What is needed: Reproduce the passage of the carbon nanotube article that opens with the words "A scanning electron" and ends after the words "in ACS Photonics.".

Selected passage:
Carbon nanotube device channels heat into light
by Rice University

A scanning electron microscope image shows submicron-scale cavities patterned into films of aligned carbon nanotubes developed at Rice University. The cavities trap thermal photons and narrow their bandwidth, turning them into light that can then be recycled as electricity. Credit: Naik Lab/Rice University
The ever-more-humble carbon nanotube may be just the device to make solar panels—and anything else that loses energy through heat—far more efficient.

Rice University scientists are designing arrays of aligned single-wall carbon nanotubes to channel mid-infrared radiation (aka heat) and greatly raise the efficiency of solar energy systems.
Gururaj Naik and Junichiro Kono of Rice's Brown School of Engineering introduced their technology in ACS Photonics.
Their invention is a hyperbolic thermal emitter that can absorb intense heat that would otherwise be spewed into the atmosphere, squeeze it into a narrow bandwidth and emit it as light that can be turned into electricity.
The discovery rests on another by Kono's group in 2016 when it found a simple method to make highly aligned, wafer-scale films of closely packed nanotubes.
Discussions with Naik, who joined Rice in 2016, led the pair to see if the films could be used to direct "thermal photons."
"Thermal photons are just photons emitted from a hot body," Kono said. "If you look at something hot with an infrared camera, you see it glow. The camera is capturing these thermally excited photons."
Infrared radiation is a component of sunlight that delivers heat to the planet, but it's only a small part of the electromagnetic spectrum. "Any hot surface emits light as thermal radiation," Naik said. "The problem is that thermal radiation is broadband, while the conversion of light to electricity is efficient only if the emission is in a narrow band.

Rice University graduate student Xinwei Li, left, and postdoctoral researcher Weilu Gao used carbon nanotube films Gao helped develop to create a device to recycle waste heat. It could ultimately enhance solar cell output and increase the efficiency of industrial waste-heat recovery. Credit: Jeff Fitlow/Rice University
"The challenge was to squeeze broadband photons into a narrow band," he said.
The nanotube films presented an opportunity to isolate mid-infrared photons that would otherwise be wasted. "That's the motivation," Naik said. "A study by (co-lead author and Rice graduate student) Chloe Doiron found that about 20% of our industrial energy consumption is waste heat. That's about three years of electricity just for the state of Texas. That's a lot of energy being wasted.

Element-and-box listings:

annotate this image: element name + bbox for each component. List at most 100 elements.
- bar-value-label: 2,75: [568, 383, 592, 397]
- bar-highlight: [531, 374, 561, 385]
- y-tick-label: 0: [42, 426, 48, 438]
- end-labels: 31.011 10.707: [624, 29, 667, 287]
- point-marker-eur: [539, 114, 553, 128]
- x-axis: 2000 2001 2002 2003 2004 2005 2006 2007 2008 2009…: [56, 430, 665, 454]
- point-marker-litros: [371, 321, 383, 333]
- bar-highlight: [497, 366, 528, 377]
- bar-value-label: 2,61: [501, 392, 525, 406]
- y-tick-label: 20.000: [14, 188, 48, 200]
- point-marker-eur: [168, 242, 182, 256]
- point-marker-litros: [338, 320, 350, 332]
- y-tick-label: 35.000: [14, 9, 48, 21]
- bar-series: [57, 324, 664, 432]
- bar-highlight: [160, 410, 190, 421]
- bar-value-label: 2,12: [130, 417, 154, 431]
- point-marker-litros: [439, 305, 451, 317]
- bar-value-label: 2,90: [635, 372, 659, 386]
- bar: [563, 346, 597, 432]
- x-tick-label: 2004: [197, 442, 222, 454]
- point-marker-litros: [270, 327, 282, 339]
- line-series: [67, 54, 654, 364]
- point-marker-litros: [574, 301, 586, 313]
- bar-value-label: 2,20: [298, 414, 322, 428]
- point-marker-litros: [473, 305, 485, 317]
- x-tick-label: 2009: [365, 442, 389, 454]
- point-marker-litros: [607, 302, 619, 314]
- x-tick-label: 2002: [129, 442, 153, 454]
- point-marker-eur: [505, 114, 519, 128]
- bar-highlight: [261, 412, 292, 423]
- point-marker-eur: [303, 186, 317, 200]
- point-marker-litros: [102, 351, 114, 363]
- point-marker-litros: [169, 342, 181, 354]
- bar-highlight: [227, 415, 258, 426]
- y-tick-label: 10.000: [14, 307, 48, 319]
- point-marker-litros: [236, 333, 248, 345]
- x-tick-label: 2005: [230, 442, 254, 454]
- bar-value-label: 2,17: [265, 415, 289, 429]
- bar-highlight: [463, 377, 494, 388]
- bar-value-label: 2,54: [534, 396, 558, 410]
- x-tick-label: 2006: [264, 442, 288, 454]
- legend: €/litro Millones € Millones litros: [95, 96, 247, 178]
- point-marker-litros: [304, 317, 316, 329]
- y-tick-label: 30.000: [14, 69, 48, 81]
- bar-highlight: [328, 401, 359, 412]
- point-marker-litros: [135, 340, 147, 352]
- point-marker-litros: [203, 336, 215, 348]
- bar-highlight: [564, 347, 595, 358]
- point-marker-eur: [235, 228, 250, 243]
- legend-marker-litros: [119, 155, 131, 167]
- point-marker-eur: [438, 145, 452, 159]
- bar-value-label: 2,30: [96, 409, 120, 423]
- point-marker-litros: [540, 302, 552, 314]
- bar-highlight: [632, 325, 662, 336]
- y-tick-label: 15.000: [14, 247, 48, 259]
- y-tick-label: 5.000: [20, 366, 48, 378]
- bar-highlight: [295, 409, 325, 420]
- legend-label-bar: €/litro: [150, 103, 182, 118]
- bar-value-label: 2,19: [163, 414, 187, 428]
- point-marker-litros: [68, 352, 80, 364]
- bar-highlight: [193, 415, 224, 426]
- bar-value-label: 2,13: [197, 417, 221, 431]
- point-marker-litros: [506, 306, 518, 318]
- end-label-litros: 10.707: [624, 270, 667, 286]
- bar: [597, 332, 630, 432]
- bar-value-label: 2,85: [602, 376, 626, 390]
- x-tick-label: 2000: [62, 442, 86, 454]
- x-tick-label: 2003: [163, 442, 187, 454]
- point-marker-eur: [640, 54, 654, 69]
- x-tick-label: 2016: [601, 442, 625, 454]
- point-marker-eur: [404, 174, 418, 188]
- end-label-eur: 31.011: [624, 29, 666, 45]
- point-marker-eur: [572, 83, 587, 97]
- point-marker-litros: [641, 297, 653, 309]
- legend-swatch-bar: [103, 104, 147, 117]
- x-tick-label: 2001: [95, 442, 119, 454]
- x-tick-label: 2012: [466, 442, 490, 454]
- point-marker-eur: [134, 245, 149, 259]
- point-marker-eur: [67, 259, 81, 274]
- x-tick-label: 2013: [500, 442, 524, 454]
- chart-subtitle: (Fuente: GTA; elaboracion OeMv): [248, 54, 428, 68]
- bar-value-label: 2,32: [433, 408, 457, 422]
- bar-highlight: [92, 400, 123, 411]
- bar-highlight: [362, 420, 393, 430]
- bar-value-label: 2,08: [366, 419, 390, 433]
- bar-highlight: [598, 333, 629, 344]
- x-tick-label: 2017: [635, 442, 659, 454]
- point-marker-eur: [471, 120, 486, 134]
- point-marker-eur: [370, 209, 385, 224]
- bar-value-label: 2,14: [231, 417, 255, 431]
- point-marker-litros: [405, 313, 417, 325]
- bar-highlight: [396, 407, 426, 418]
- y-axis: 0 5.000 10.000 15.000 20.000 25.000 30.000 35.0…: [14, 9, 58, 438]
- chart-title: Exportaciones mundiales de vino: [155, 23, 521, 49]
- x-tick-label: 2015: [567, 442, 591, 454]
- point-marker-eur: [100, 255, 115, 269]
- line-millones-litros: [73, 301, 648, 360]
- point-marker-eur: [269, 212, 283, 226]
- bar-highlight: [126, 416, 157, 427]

Response to the task:
A scanning electron microscope image shows submicron-scale cavities patterned into films of aligned carbon nanotubes developed at Rice University. The cavities trap thermal photons and narrow their bandwidth, turning them into light that can then be recycled as electricity. Credit: Naik Lab/Rice University
The ever-more-humble carbon nanotube may be just the device to make solar panels—and anything else that loses energy through heat—far more efficient.

Rice University scientists are designing arrays of aligned single-wall carbon nanotubes to channel mid-infrared radiation (aka heat) and greatly raise the efficiency of solar energy systems.
Gururaj Naik and Junichiro Kono of Rice's Brown School of Engineering introduced their technology in ACS Photonics.